Pull each line holding "numérique" out of the entries below.

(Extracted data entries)
++++++
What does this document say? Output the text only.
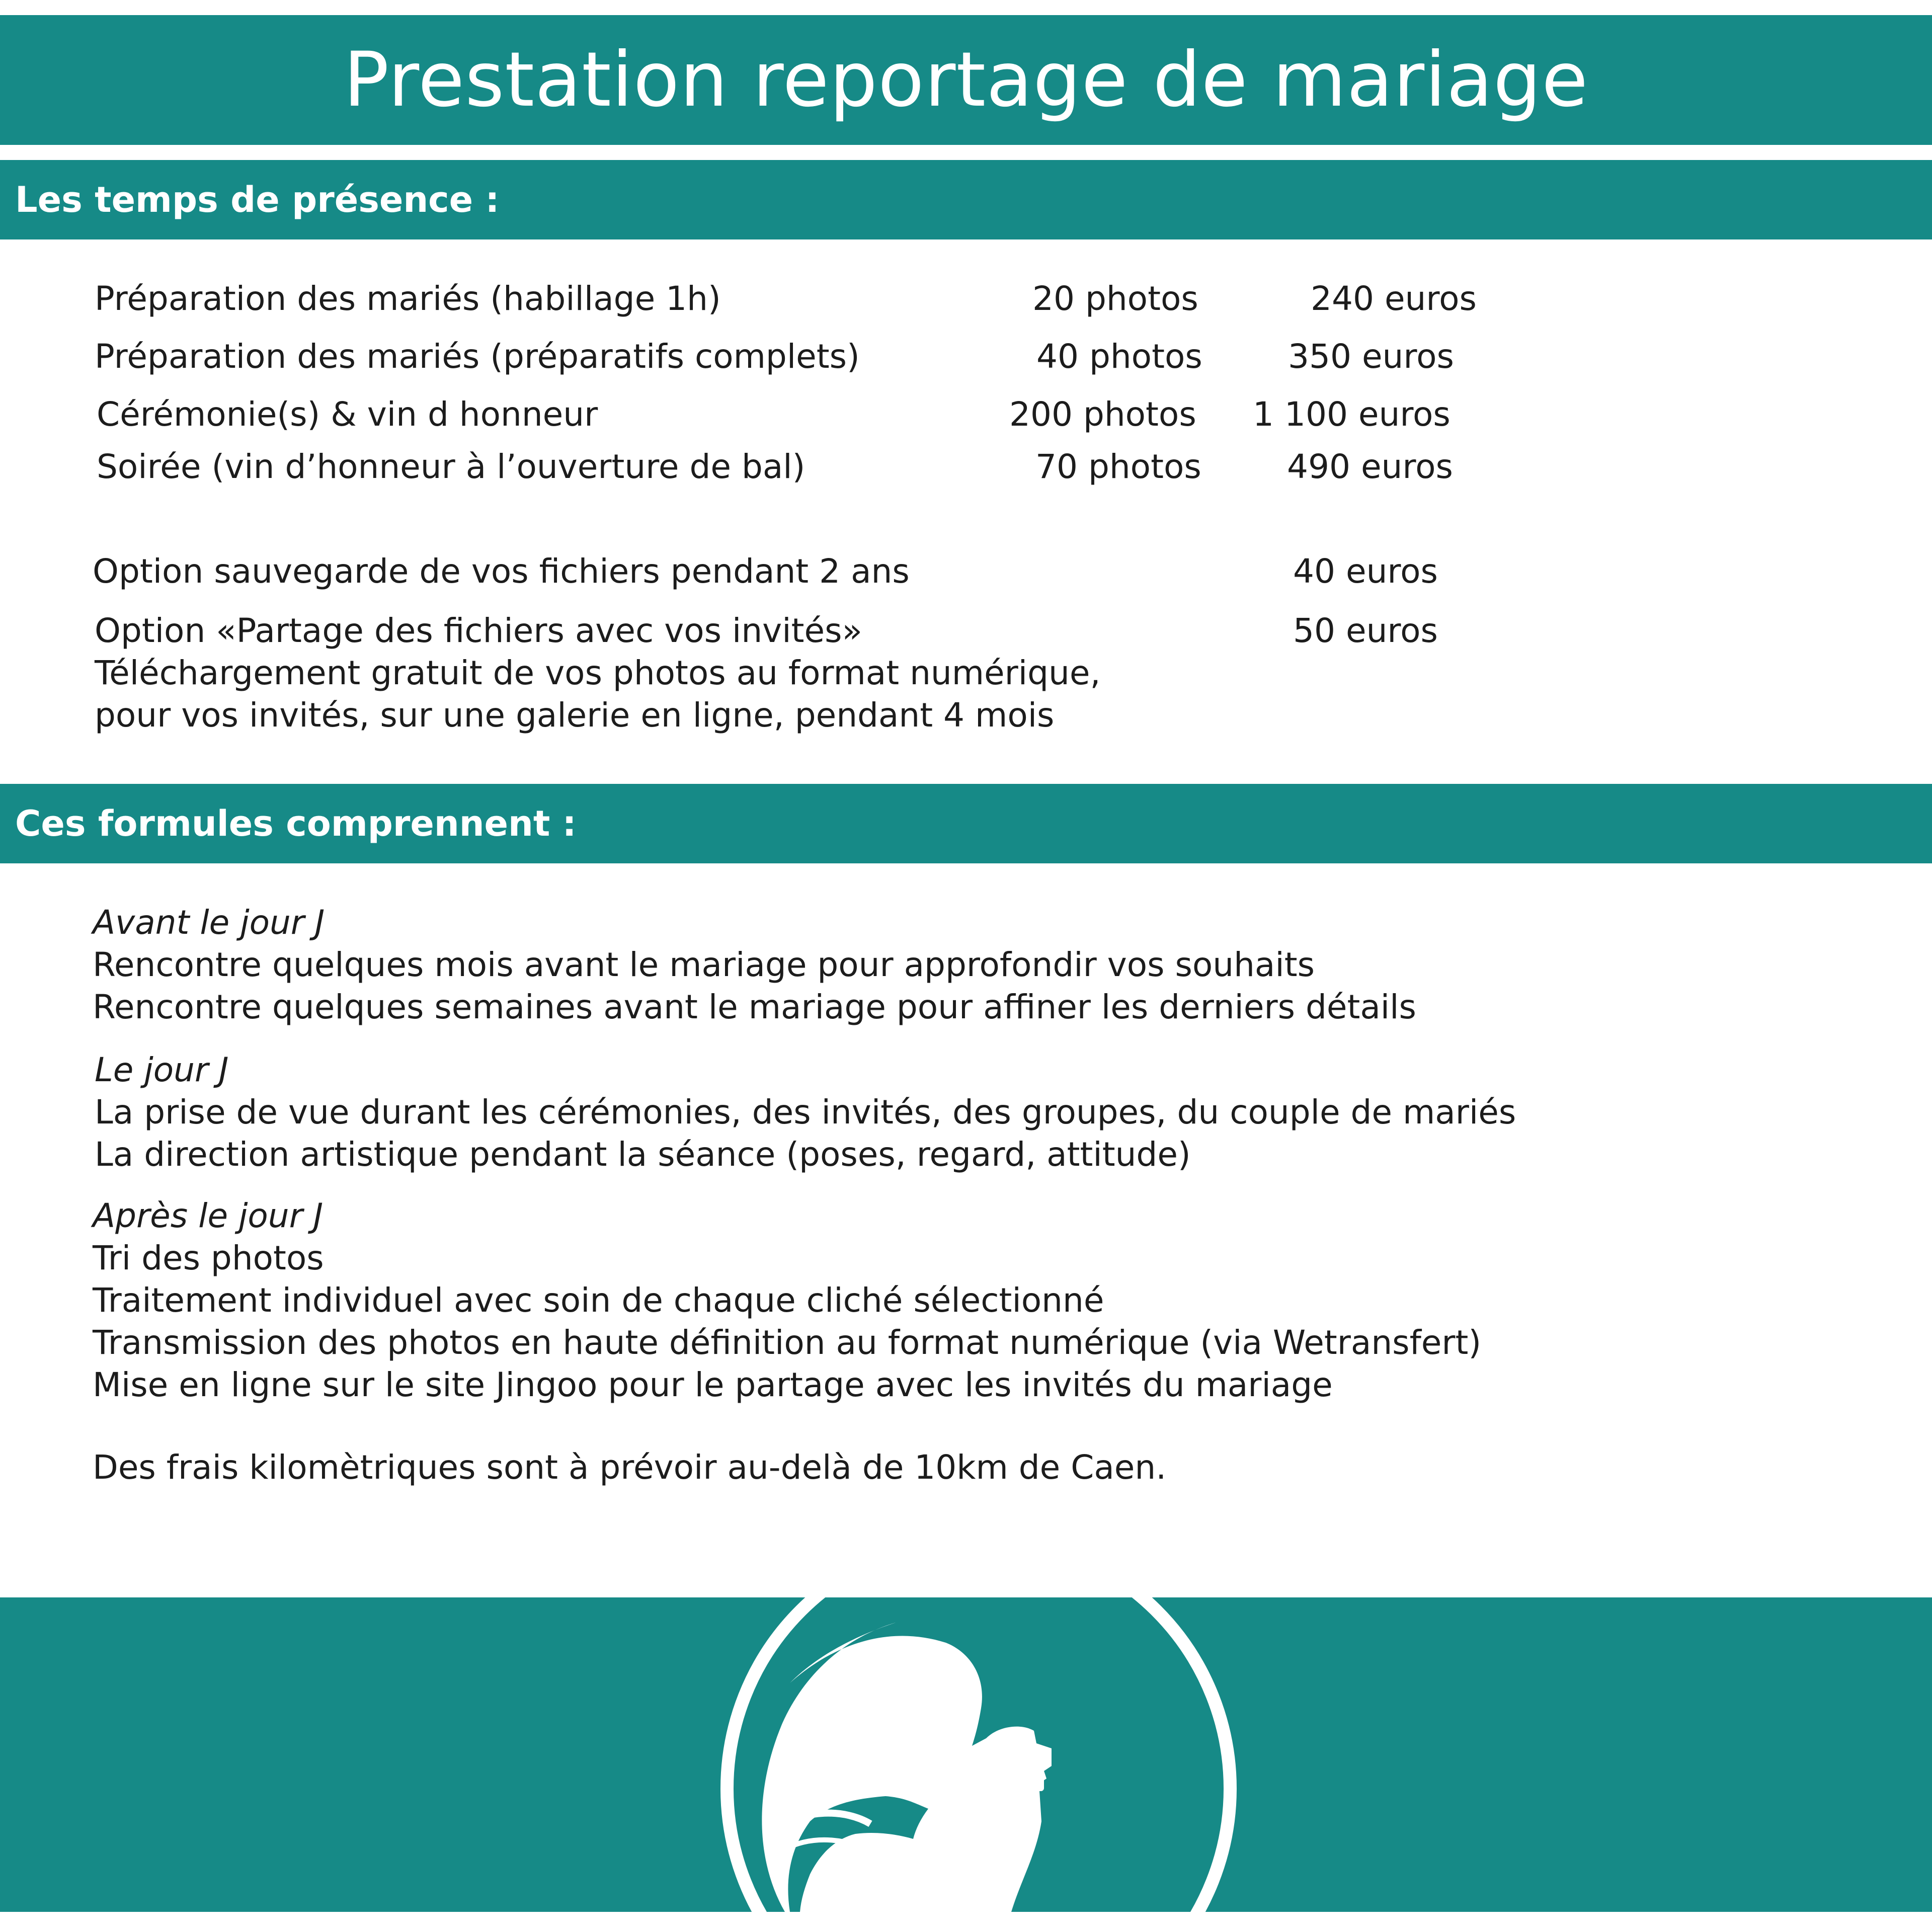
Prestation reportage de mariage
Les temps de présence :
Préparation des mariés (habillage 1h)	20 photos	240 euros
Préparation des mariés (préparatifs complets)	40 photos	350 euros
Cérémonie(s) & vin d honneur	200 photos 1 100 euros
Soirée (vin d’honneur à l’ouverture de bal)	70 photos	490 euros
Option sauvegarde de vos fichiers pendant 2 ans	40 euros
Option «Partage des fichiers avec vos invités»	50 euros
Téléchargement gratuit de vos photos au format numérique,
pour vos invités, sur une galerie en ligne, pendant 4 mois
Ces formules comprennent :
Avant le jour J
Rencontre quelques mois avant le mariage pour approfondir vos souhaits
Rencontre quelques semaines avant le mariage pour affiner les derniers détails
Le jour J
La prise de vue durant les cérémonies, des invités, des groupes, du couple de mariés
La direction artistique pendant la séance (poses, regard, attitude)
Après le jour J
Tri des photos
Traitement individuel avec soin de chaque cliché sélectionné
Transmission des photos en haute définition au format numérique (via Wetransfert)
Mise en ligne sur le site Jingoo pour le partage avec les invités du mariage
Des frais kilomètriques sont à prévoir au-delà de 10km de Caen.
++++++
→ REPLY TO THE TASK:
Téléchargement gratuit de vos photos au format numérique,
Transmission des photos en haute définition au format numérique (via Wetransfert)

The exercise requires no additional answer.